Task requirements ▸ Copy out all lines where "Schwägerin" appears.

Stored data ▸
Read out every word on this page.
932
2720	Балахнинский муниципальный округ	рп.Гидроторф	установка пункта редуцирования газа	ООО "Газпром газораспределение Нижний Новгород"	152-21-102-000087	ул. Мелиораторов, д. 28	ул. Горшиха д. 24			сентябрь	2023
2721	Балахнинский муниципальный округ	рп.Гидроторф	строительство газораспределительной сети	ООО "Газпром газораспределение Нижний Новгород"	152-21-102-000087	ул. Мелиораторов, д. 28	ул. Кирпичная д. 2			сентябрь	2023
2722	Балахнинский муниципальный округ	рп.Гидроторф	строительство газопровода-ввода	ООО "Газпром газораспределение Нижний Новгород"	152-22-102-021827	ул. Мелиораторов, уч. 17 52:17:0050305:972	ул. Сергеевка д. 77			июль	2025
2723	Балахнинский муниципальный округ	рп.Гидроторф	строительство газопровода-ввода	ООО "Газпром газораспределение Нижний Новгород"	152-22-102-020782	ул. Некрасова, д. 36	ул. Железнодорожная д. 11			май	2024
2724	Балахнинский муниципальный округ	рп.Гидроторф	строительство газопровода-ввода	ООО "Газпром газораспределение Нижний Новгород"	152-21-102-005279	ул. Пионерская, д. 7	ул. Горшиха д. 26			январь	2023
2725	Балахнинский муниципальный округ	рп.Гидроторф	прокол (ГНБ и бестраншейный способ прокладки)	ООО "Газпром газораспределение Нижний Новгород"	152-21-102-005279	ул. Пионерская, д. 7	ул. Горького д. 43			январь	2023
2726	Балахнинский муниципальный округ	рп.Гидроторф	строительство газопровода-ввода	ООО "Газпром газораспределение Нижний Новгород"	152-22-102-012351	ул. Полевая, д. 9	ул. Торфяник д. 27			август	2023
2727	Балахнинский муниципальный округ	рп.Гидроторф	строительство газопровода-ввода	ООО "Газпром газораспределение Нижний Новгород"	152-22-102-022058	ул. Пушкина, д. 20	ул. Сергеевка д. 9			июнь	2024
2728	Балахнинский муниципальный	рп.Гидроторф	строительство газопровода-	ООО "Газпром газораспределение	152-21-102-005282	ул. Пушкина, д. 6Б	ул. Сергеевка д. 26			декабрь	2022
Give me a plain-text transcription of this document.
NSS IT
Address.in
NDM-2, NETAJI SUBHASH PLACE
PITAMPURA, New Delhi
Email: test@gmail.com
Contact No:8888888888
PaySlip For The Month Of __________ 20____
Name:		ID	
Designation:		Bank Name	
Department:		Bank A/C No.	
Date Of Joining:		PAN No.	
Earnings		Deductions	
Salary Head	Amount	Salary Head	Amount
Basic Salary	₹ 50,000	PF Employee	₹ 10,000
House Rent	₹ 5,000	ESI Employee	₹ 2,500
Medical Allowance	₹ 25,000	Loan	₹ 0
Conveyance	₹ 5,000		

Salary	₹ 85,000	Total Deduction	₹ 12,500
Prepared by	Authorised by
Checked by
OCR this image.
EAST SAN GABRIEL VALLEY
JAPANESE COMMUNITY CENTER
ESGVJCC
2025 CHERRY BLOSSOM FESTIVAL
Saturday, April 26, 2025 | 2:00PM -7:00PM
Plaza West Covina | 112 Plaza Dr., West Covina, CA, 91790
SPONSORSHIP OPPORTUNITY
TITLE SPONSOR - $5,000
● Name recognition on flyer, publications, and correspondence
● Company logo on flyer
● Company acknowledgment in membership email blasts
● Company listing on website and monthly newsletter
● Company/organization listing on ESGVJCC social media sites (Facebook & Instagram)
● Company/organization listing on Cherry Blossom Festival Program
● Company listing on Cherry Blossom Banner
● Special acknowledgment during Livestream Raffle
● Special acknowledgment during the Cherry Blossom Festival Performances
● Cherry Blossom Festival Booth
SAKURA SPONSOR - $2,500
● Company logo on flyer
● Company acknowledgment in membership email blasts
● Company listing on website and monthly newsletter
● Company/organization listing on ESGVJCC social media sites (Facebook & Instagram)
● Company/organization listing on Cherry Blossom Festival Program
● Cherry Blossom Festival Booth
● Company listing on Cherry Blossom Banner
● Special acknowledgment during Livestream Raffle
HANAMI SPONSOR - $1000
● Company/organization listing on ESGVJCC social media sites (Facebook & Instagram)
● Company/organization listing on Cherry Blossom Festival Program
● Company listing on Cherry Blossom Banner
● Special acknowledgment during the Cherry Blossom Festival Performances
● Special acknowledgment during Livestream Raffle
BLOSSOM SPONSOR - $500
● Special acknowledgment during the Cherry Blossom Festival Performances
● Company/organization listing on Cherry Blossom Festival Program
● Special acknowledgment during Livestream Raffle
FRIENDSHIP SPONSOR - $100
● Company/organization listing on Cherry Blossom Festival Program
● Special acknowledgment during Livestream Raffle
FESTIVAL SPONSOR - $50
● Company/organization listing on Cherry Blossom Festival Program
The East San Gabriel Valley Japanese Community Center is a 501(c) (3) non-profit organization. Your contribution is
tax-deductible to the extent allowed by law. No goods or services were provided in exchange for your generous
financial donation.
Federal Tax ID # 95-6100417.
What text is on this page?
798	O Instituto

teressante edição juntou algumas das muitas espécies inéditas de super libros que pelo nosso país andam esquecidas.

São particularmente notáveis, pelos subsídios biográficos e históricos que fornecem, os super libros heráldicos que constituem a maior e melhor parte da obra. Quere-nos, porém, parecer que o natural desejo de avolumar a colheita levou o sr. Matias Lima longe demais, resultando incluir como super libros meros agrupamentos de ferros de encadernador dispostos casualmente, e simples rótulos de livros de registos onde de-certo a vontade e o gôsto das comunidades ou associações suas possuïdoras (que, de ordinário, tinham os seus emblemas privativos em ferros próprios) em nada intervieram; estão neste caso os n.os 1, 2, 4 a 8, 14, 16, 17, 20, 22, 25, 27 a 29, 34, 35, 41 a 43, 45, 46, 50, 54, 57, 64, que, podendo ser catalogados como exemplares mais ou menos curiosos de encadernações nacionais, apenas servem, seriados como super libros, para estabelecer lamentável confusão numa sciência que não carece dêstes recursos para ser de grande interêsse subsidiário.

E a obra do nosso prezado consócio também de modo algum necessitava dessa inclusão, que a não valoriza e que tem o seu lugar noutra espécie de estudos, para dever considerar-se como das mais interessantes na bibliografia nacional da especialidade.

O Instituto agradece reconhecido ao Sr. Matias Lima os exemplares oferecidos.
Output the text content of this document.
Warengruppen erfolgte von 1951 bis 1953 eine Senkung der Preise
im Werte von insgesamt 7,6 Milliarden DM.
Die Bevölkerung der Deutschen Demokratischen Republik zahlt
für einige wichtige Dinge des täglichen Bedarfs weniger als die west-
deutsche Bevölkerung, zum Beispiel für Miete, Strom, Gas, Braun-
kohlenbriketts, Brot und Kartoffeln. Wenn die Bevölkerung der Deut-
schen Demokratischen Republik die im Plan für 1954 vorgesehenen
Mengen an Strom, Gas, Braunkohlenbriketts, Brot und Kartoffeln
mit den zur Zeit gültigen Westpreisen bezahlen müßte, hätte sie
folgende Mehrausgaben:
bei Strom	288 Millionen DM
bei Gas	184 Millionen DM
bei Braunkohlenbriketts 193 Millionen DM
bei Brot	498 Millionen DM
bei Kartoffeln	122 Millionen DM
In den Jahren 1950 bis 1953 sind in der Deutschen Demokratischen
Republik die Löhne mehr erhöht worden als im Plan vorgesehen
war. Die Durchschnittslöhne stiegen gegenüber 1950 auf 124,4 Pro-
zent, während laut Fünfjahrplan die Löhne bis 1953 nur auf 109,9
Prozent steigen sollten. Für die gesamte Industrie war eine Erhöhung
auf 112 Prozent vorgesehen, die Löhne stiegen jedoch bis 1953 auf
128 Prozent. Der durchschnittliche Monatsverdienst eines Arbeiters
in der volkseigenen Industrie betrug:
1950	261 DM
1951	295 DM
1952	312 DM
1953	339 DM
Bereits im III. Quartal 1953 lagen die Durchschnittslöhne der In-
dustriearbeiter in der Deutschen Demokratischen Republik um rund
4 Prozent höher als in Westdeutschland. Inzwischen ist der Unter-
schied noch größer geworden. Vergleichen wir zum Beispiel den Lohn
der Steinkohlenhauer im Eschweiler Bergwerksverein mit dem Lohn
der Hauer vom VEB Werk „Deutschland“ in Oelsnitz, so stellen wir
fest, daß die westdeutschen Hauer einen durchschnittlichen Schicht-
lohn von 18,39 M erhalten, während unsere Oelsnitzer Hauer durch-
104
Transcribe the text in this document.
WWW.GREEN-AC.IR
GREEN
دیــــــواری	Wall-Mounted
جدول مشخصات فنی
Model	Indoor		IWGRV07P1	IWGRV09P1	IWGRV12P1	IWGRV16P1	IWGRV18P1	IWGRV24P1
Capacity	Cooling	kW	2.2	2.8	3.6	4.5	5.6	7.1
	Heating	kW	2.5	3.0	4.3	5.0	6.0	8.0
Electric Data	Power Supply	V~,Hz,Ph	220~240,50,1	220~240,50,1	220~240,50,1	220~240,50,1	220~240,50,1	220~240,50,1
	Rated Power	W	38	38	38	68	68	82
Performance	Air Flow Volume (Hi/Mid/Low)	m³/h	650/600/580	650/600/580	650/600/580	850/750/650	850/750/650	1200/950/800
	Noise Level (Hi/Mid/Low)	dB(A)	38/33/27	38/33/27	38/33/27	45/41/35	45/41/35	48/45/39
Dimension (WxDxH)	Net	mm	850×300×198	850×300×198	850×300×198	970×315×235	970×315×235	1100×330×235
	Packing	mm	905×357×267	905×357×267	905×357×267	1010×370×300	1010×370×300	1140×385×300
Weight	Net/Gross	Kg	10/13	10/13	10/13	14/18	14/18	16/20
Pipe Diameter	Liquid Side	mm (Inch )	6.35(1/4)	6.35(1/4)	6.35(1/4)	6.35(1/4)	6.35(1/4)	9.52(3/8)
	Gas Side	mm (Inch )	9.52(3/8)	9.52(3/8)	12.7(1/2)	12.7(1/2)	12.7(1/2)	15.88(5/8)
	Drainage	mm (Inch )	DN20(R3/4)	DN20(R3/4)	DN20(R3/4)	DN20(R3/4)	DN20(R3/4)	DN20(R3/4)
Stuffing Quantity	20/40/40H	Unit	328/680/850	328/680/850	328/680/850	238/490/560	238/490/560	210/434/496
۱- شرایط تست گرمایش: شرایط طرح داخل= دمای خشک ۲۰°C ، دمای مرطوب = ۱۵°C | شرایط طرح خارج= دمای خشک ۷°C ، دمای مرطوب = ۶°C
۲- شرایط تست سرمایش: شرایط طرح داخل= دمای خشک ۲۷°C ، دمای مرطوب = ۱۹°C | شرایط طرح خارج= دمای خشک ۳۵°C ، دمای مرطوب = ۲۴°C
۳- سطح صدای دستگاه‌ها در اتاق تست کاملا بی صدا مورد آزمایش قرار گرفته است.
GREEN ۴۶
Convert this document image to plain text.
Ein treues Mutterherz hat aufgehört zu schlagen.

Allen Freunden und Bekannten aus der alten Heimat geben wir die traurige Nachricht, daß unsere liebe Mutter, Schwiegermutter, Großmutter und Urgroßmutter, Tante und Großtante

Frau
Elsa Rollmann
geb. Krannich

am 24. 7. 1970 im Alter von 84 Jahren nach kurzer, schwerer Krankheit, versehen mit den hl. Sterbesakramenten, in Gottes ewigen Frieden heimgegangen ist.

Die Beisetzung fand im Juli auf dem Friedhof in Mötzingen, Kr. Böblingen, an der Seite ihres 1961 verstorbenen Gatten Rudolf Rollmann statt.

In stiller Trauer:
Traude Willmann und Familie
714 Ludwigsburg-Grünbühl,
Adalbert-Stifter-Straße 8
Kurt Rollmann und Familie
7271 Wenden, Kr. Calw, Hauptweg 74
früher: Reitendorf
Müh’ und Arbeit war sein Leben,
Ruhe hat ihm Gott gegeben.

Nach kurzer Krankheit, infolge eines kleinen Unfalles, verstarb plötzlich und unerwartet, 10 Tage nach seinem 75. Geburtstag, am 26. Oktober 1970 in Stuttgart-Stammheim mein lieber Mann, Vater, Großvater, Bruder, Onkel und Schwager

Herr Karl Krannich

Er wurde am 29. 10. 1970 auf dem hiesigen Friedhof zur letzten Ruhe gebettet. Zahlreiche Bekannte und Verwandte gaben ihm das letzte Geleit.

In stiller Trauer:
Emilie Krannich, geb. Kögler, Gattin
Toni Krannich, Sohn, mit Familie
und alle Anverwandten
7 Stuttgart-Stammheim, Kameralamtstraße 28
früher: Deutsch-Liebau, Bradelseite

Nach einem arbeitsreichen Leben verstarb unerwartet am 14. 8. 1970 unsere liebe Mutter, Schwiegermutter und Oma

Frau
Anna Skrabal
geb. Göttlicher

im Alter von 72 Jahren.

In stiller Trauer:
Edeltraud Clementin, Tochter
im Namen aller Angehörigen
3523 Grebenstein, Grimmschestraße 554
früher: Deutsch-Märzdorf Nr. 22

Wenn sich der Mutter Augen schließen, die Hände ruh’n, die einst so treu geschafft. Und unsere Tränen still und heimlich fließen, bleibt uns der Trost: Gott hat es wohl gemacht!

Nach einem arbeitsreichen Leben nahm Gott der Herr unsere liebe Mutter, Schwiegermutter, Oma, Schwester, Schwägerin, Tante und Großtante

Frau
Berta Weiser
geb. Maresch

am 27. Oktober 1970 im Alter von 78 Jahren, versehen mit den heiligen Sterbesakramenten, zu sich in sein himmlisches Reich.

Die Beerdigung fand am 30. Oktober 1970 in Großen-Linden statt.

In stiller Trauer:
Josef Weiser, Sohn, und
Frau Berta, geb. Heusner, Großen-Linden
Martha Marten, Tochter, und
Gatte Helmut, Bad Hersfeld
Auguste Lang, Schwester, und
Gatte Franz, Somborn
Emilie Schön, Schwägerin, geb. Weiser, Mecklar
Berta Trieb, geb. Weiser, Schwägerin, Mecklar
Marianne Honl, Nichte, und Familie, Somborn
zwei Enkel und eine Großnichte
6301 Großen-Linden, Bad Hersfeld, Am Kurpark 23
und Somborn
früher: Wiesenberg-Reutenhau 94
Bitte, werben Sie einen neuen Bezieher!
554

Reply to the exercise ▸
Nach einem arbeitsreichen Leben nahm Gott der Herr unsere liebe Mutter, Schwiegermutter, Oma, Schwester, Schwägerin, Tante und Großtante
Emilie Schön, Schwägerin, geb. Weiser, Mecklar
Berta Trieb, geb. Weiser, Schwägerin, Mecklar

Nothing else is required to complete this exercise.